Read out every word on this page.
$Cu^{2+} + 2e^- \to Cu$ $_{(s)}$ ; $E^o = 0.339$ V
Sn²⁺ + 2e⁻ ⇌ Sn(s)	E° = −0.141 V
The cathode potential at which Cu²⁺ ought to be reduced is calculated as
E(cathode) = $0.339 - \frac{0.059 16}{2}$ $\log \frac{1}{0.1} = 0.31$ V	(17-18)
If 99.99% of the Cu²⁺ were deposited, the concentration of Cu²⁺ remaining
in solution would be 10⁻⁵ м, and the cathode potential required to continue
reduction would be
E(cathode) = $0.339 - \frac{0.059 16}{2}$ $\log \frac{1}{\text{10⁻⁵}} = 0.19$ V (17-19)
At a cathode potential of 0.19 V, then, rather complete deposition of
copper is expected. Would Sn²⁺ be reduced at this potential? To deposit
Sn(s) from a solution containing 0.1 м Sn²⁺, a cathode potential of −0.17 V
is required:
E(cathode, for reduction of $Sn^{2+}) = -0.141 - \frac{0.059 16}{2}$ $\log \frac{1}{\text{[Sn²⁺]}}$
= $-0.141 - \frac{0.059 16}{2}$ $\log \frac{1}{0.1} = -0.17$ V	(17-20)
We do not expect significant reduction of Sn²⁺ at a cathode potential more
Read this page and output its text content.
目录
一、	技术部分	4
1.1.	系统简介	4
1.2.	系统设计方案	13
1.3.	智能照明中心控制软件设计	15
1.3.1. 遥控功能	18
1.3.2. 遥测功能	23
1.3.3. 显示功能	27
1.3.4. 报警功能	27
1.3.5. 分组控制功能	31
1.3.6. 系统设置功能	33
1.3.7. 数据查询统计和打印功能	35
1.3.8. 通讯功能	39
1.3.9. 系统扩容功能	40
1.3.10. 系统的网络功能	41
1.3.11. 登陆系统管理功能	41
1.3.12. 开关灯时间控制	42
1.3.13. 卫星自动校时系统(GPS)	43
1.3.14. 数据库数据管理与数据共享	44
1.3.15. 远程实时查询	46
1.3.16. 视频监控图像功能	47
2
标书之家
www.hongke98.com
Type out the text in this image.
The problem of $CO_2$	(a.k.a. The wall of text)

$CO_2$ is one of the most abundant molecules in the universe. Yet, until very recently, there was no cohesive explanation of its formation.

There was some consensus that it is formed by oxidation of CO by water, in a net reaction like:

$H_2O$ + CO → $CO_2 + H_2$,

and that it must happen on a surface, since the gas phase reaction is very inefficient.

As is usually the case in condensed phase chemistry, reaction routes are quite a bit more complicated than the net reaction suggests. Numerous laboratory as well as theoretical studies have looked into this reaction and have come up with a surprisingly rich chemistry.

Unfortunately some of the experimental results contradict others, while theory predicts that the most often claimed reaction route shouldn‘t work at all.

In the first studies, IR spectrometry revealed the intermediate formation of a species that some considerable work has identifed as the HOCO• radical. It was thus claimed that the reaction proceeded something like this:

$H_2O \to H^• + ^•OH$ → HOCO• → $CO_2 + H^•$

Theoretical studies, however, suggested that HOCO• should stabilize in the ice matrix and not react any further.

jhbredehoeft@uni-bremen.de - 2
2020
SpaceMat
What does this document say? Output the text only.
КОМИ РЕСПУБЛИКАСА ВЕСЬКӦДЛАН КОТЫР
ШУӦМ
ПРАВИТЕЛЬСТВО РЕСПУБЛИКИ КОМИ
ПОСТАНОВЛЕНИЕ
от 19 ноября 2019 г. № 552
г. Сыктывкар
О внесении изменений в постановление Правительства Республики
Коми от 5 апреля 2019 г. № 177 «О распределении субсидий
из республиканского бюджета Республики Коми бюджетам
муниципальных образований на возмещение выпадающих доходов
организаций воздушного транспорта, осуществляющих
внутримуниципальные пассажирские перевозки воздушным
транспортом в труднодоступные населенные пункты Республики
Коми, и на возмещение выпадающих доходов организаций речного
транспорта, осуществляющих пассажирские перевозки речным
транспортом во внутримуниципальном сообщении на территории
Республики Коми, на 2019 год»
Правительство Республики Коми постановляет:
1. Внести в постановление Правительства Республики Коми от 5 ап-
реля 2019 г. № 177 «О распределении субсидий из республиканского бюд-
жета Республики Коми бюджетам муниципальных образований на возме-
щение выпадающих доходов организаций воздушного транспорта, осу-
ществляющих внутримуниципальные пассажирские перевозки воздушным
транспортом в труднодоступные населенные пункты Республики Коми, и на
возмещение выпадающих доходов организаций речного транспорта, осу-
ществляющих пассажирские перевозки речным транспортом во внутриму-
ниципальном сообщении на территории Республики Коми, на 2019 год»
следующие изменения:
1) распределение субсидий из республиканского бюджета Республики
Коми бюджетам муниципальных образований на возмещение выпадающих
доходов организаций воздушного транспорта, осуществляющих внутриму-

_Task prompt_: From the data, pick out every line that includes "work".

_Task result_:
Unfortunately some of the experimental results contradict others, while theory predicts that the most often claimed reaction route shouldn‘t work at all.
In the first studies, IR spectrometry revealed the intermediate formation of a species that some considerable work has identifed as the HOCO• radical. It was thus claimed that the reaction proceeded something like this:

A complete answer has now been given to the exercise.